[Figure record listings]
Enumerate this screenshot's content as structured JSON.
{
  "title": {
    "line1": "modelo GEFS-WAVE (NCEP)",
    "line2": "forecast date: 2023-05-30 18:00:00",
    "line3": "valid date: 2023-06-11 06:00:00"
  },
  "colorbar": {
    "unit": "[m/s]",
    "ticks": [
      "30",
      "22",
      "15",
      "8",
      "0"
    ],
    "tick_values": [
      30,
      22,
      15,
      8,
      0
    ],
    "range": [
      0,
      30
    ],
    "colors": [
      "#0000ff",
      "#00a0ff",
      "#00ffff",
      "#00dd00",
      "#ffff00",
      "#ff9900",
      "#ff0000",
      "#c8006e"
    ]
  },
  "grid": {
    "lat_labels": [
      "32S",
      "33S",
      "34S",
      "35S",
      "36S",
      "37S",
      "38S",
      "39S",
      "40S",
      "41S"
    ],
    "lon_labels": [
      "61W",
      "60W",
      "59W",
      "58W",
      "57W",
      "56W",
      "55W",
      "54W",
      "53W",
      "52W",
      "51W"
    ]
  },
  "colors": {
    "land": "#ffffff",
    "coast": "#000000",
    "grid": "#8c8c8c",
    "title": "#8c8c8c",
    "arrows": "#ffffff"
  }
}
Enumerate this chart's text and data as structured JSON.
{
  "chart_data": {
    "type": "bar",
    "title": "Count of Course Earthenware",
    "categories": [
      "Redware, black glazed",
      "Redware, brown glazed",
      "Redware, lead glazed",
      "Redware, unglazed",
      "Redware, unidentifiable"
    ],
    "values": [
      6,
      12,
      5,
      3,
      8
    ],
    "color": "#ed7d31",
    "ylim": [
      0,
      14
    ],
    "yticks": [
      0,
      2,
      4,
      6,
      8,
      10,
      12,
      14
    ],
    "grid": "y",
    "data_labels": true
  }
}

Exercise directions
Output each record precisely as given.

Task output
Enumerate this screenshot's content as structured JSON.
{
  "title": {
    "line1": "modelo GEFS-WAVE (NCEP)",
    "line2": "forecast date: 2023-05-30 18:00:00",
    "line3": "valid date: 2023-06-11 06:00:00"
  },
  "colorbar": {
    "unit": "[m/s]",
    "ticks": [
      "30",
      "22",
      "15",
      "8",
      "0"
    ],
    "tick_values": [
      30,
      22,
      15,
      8,
      0
    ],
    "range": [
      0,
      30
    ],
    "colors": [
      "#0000ff",
      "#00a0ff",
      "#00ffff",
      "#00dd00",
      "#ffff00",
      "#ff9900",
      "#ff0000",
      "#c8006e"
    ]
  },
  "grid": {
    "lat_labels": [
      "32S",
      "33S",
      "34S",
      "35S",
      "36S",
      "37S",
      "38S",
      "39S",
      "40S",
      "41S"
    ],
    "lon_labels": [
      "61W",
      "60W",
      "59W",
      "58W",
      "57W",
      "56W",
      "55W",
      "54W",
      "53W",
      "52W",
      "51W"
    ]
  },
  "colors": {
    "land": "#ffffff",
    "coast": "#000000",
    "grid": "#8c8c8c",
    "title": "#8c8c8c",
    "arrows": "#ffffff"
  }
}
Enumerate this chart's text and data as structured JSON.
{
  "chart_data": {
    "type": "bar",
    "title": "Count of Course Earthenware",
    "categories": [
      "Redware, black glazed",
      "Redware, brown glazed",
      "Redware, lead glazed",
      "Redware, unglazed",
      "Redware, unidentifiable"
    ],
    "values": [
      6,
      12,
      5,
      3,
      8
    ],
    "color": "#ed7d31",
    "ylim": [
      0,
      14
    ],
    "yticks": [
      0,
      2,
      4,
      6,
      8,
      10,
      12,
      14
    ],
    "grid": "y",
    "data_labels": true
  }
}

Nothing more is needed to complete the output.